Work to complete ▸ Find the word "Glace" in the material below and gather every line that contains it.

[Dataset entries]

::::::

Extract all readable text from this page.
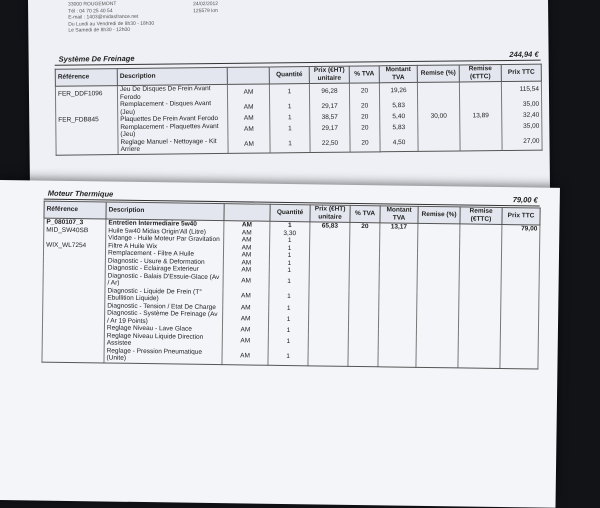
33000 ROUGEMONT
Tél : 04 70 25 40 54
E-mail : 1403@midasfrance.net
Du Lundi au Vendredi de 8h30 - 18h30
Le Samedi de 8h30 - 12h00
24/02/2012
125579 km
Système De Freinage	244,94 €
Référence	Description		Quantité	Prix (€HT) unitaire	% TVA	Montant TVA	Remise (%)	Remise (€TTC)	Prix TTC
FER_DDF1096	Jeu De Disques De Frein Avant Ferodo	AM	1	96,28	20	19,26			115,54
	Remplacement - Disques Avant (Jeu)	AM	1	29,17	20	5,83			35,00
FER_FDB845	Plaquettes De Frein Avant Ferodo	AM	1	38,57	20	5,40	30,00	13,89	32,40
	Remplacement - Plaquettes Avant (Jeu)	AM	1	29,17	20	5,83			35,00
	Reglage Manuel - Nettoyage - Kit Arriere	AM	1	22,50	20	4,50			27,00
Moteur Thermique
79,00 €
Référence	Description		Quantité	Prix (€HT) unitaire	% TVA	Montant TVA	Remise (%)	Remise (€TTC)	Prix TTC
P_080107_3	Entretien Intermediaire 5w40	AM	1	65,83	20	13,17			79,00
MID_SW40SB	Huile 5w40 Midas Origin'All (Litre)	AM	3,30						
	Vidange - Huile Moteur Par Gravitation	AM	1						
WIX_WL7254	Filtre A Huile Wix	AM	1						
	Remplacement - Filtre A Huile	AM	1						
	Diagnostic - Usure & Deformation	AM	1						
	Diagnostic - Eclairage Exterieur	AM	1						
	Diagnostic - Balais D'Essuie-Glace (Av / Ar)	AM	1						
	Diagnostic - Liquide De Frein (T° Ebullition Liquide)	AM	1						
	Diagnostic - Tension / Etat De Charge	AM	1						
	Diagnostic - Système De Freinage (Av / Ar 19 Points)	AM	1						
	Reglage Niveau - Lave Glace	AM	1						
	Reglage Niveau Liquide Direction Assistee	AM	1						
	Reglage - Pression Pneumatique (Unite)	AM	1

::::::

Written answer ▸
	Diagnostic - Balais D'Essuie-Glace (Av / Ar)	AM	1						
	Reglage Niveau - Lave Glace	AM	1						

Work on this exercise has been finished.